====== DATASET EXTRACT ======

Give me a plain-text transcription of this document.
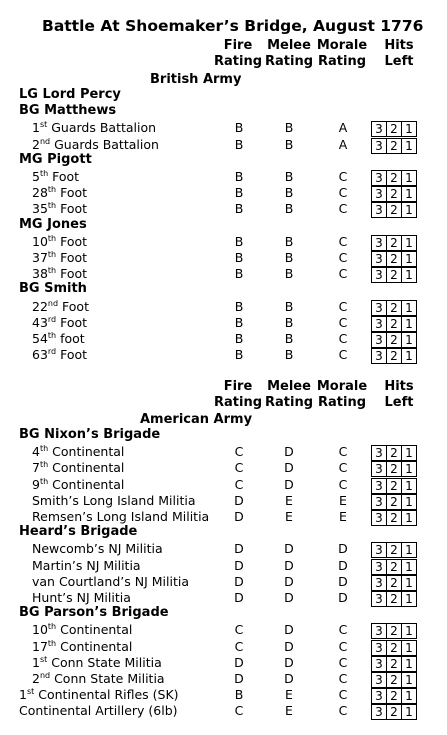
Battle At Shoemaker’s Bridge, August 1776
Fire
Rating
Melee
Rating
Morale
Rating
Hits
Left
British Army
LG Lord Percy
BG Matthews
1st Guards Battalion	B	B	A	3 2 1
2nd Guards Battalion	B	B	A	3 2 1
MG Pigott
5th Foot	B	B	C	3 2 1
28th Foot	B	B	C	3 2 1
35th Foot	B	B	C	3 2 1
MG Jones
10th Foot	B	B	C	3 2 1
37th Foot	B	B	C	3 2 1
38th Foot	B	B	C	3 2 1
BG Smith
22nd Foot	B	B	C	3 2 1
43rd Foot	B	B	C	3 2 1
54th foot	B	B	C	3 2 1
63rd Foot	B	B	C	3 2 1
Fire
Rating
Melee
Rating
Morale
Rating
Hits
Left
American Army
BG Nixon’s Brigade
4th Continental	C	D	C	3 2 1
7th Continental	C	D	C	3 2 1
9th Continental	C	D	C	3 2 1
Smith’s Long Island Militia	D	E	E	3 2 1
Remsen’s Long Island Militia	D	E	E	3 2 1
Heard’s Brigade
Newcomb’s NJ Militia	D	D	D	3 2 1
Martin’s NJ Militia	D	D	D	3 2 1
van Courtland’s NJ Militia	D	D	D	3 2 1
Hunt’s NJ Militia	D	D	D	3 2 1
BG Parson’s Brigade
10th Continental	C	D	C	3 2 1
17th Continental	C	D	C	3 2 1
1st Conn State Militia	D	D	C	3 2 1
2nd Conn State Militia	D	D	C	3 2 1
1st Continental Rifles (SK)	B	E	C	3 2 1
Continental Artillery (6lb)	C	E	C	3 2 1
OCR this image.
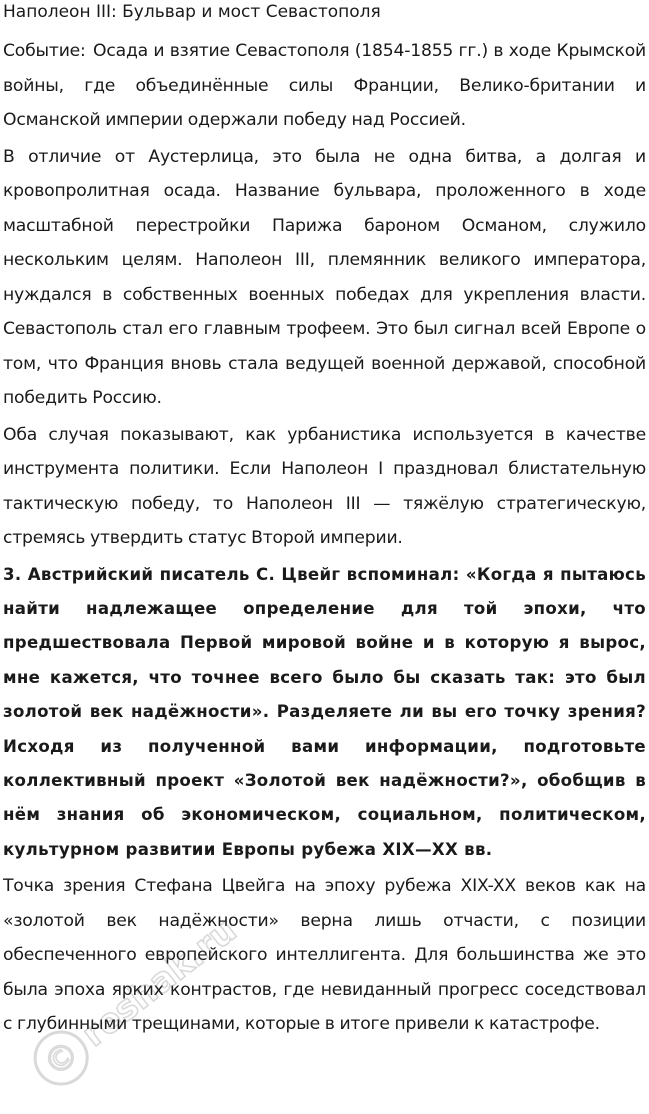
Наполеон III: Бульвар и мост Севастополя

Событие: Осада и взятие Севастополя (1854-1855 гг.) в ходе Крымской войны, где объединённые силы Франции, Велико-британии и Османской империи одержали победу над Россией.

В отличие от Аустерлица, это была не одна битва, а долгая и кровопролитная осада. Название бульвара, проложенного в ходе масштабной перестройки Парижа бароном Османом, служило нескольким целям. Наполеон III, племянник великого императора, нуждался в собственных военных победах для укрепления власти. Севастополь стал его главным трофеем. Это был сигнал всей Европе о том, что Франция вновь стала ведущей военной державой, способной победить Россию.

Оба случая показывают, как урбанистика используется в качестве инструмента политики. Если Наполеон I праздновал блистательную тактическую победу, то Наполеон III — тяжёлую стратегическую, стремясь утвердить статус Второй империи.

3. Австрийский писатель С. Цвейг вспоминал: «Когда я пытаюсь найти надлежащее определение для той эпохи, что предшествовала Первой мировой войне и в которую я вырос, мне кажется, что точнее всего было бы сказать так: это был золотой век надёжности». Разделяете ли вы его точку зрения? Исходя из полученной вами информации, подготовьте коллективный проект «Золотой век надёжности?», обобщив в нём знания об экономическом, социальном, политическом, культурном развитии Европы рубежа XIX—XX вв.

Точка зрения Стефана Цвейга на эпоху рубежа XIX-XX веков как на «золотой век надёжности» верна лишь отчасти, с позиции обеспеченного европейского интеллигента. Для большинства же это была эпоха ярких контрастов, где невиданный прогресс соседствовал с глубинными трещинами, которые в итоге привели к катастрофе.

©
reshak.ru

======
====== DATASET EXTRACT ======

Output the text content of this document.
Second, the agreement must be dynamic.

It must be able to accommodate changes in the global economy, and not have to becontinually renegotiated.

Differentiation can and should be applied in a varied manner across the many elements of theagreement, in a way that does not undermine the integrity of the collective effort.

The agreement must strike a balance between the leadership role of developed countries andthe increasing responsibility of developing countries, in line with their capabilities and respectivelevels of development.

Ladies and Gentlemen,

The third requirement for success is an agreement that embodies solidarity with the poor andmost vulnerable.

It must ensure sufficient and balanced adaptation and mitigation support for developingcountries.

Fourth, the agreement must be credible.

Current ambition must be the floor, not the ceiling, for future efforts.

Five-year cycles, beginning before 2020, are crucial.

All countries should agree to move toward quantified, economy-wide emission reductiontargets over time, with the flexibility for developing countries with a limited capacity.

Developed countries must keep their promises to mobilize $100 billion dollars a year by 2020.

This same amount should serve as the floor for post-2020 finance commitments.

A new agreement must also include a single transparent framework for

======

OBJECTIVE
Search the data for "Continental" and list every line in which it occurs.

TASK OUTPUT
4th Continental	C	D	C	3 2 1
7th Continental	C	D	C	3 2 1
9th Continental	C	D	C	3 2 1
10th Continental	C	D	C	3 2 1
17th Continental	C	D	C	3 2 1
1st Continental Rifles (SK)	B	E	C	3 2 1
Continental Artillery (6lb)	C	E	C	3 2 1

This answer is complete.